Document:
A Stream Team student shows a turbidity wedge to younger students.
Students as Teachers
The Colquitz Watershed Stewardship Education Project has involved teachers and students from Grade 1 to Grade 12. In general, any class that has expressed interest in the program has been allowed to participate. As a result, it has been necessary to develop relevant and challenging components of the program to suit students of various ages. When high-school students became involved, the project partnered with Streamkeepers, a college-level course provided through the Department of Fisheries and Oceans Canada, to train them in the skills needed to assess stream quality. Students were provided with sophisticated equipment which enabled them to determine the pH, oxygen content, and temperature of streams, as well as with training in many aspects of stream stewardship. This group of students, through the vision of middle school teacher Angus Stewart, evolved into the “Stream Team” and began helping with field trips for younger students.
In the 1999/2000 school year, participating classes spent a day touring the entire watershed of Colquitz Creek, from its headwaters at Beaver Lake, through their community, to where the creek meets the ocean. By visiting three different stations along the creek and taking short hikes, the classes experienced the watershed first hand and began to see how it conncts their community. Students examined water quality, sampled and identified stream invertebrates, and completed reflective activities to record their impressions of the experience.

Data segment:
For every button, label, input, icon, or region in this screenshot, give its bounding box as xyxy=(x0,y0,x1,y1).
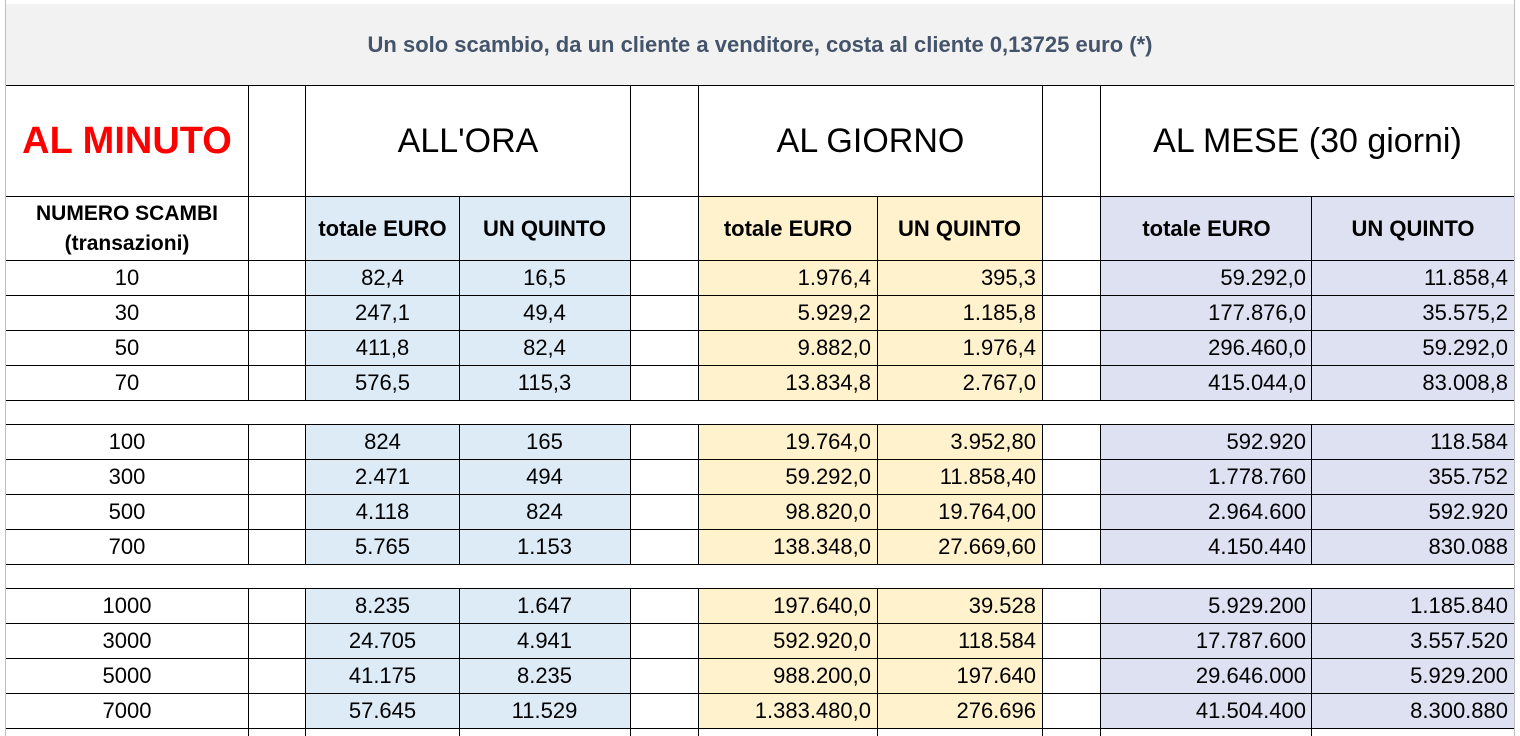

What is asked:
Return the whole passage on the Colquitz Watershed Stewardship Education Project word for word. The material comes from a separate source.

Task response:
A Stream Team student shows a turbidity wedge to younger students.
Students as Teachers
The Colquitz Watershed Stewardship Education Project has involved teachers and students from Grade 1 to Grade 12. In general, any class that has expressed interest in the program has been allowed to participate. As a result, it has been necessary to develop relevant and challenging components of the program to suit students of various ages. When high-school students became involved, the project partnered with Streamkeepers, a college-level course provided through the Department of Fisheries and Oceans Canada, to train them in the skills needed to assess stream quality. Students were provided with sophisticated equipment which enabled them to determine the pH, oxygen content, and temperature of streams, as well as with training in many aspects of stream stewardship. This group of students, through the vision of middle school teacher Angus Stewart, evolved into the “Stream Team” and began helping with field trips for younger students.
In the 1999/2000 school year, participating classes spent a day touring the entire watershed of Colquitz Creek, from its headwaters at Beaver Lake, through their community, to where the creek meets the ocean. By visiting three different stations along the creek and taking short hikes, the classes experienced the watershed first hand and began to see how it conncts their community. Students examined water quality, sampled and identified stream invertebrates, and completed reflective activities to record their impressions of the experience.